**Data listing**
^^^^^^^^
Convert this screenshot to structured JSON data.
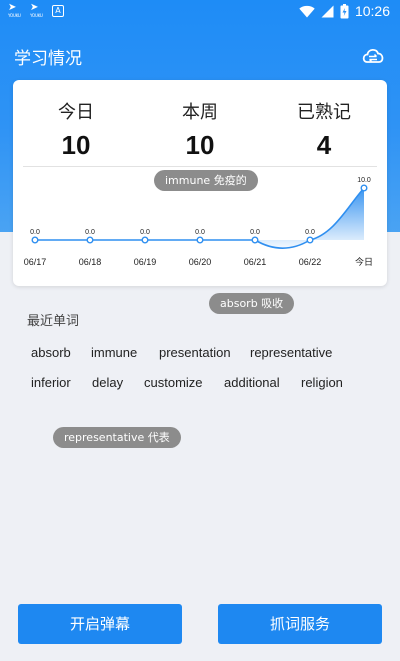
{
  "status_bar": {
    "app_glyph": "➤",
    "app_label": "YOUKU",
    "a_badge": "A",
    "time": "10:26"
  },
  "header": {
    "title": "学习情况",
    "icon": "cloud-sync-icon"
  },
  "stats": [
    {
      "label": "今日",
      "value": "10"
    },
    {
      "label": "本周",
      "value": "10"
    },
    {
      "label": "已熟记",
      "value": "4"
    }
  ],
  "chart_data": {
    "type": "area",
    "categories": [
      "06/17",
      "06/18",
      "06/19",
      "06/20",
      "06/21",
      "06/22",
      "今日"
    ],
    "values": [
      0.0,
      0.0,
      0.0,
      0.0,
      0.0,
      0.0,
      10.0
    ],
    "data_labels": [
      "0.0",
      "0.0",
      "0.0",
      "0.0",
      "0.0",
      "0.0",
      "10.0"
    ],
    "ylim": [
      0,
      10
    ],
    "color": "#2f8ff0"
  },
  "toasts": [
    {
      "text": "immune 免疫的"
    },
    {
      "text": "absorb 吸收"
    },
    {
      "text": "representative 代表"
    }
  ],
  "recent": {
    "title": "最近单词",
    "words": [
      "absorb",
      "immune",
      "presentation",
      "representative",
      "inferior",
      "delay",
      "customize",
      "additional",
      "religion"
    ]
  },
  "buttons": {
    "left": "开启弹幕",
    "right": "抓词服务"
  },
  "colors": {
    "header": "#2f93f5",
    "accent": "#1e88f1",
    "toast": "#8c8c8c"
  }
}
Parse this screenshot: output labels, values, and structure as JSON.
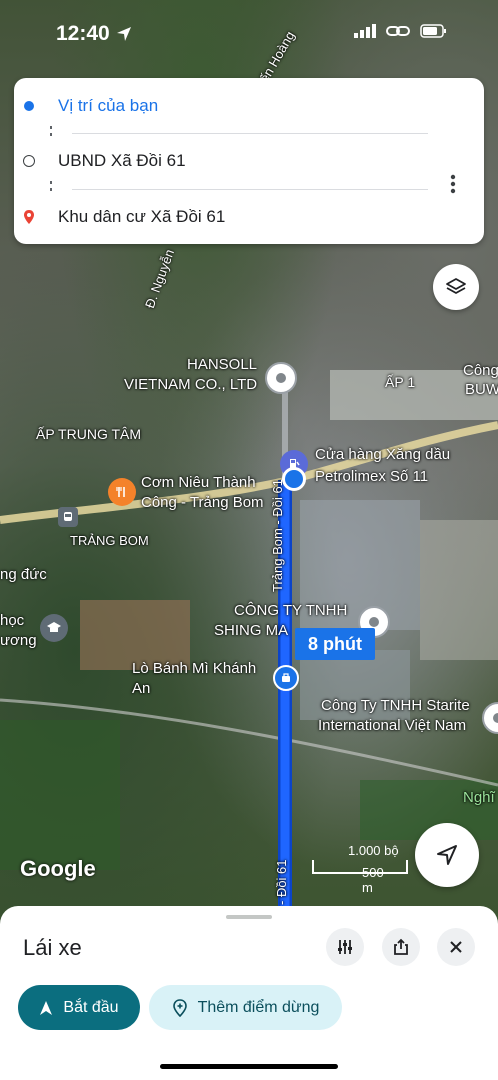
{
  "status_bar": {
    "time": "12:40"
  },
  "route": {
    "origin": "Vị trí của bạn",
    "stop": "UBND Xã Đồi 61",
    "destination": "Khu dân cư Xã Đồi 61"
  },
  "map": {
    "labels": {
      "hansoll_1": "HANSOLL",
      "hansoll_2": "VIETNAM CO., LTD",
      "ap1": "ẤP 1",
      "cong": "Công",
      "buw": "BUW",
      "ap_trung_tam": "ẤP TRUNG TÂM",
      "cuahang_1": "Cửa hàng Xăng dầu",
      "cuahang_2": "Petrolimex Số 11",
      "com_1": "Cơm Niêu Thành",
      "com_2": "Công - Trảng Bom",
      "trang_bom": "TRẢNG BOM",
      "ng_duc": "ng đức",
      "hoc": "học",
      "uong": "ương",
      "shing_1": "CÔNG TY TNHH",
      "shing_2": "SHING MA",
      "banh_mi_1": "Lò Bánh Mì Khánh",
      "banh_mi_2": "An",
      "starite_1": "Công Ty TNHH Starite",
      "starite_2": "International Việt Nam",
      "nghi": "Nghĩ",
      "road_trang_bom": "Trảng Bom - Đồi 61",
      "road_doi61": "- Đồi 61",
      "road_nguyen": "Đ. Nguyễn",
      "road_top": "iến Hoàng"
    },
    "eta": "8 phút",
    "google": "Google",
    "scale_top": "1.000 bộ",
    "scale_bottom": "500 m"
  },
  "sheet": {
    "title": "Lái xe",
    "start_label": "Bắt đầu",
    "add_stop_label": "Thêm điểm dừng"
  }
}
^^^^^^^^
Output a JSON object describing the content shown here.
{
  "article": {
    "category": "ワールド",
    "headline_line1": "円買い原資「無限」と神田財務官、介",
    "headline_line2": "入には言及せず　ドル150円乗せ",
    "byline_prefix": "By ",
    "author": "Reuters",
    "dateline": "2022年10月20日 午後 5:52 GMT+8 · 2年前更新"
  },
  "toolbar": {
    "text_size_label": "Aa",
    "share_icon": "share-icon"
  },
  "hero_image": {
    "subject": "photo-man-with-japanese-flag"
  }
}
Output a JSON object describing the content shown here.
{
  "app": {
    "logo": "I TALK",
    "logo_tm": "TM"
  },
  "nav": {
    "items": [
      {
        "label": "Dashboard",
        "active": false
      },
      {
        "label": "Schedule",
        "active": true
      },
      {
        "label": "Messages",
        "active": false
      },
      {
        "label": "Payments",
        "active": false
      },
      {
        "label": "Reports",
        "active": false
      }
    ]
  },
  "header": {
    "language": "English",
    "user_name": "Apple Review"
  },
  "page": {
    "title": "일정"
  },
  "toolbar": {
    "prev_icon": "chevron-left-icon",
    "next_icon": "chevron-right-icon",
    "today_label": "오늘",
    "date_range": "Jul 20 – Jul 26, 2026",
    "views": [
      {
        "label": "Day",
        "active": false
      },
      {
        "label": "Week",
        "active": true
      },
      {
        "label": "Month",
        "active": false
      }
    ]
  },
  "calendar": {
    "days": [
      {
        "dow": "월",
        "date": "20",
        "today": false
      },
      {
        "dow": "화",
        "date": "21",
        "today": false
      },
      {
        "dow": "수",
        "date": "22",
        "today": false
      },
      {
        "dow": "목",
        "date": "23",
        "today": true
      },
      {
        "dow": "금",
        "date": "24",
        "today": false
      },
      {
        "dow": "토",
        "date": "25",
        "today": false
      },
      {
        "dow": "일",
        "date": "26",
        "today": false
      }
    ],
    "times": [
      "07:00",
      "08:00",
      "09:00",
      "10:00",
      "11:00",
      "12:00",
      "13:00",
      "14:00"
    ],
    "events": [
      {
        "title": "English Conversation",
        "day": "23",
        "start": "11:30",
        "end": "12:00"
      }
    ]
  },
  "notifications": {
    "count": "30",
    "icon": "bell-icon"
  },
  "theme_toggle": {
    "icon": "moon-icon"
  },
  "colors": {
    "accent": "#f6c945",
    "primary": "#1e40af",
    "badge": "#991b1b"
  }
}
^^^^^^^^
**Work required**
Show all lines from the records above where the word "screenshot" occurs.

**Solution to the problem**
Convert this screenshot to structured JSON data.
Parse this screenshot: output labels, values, and structure as JSON.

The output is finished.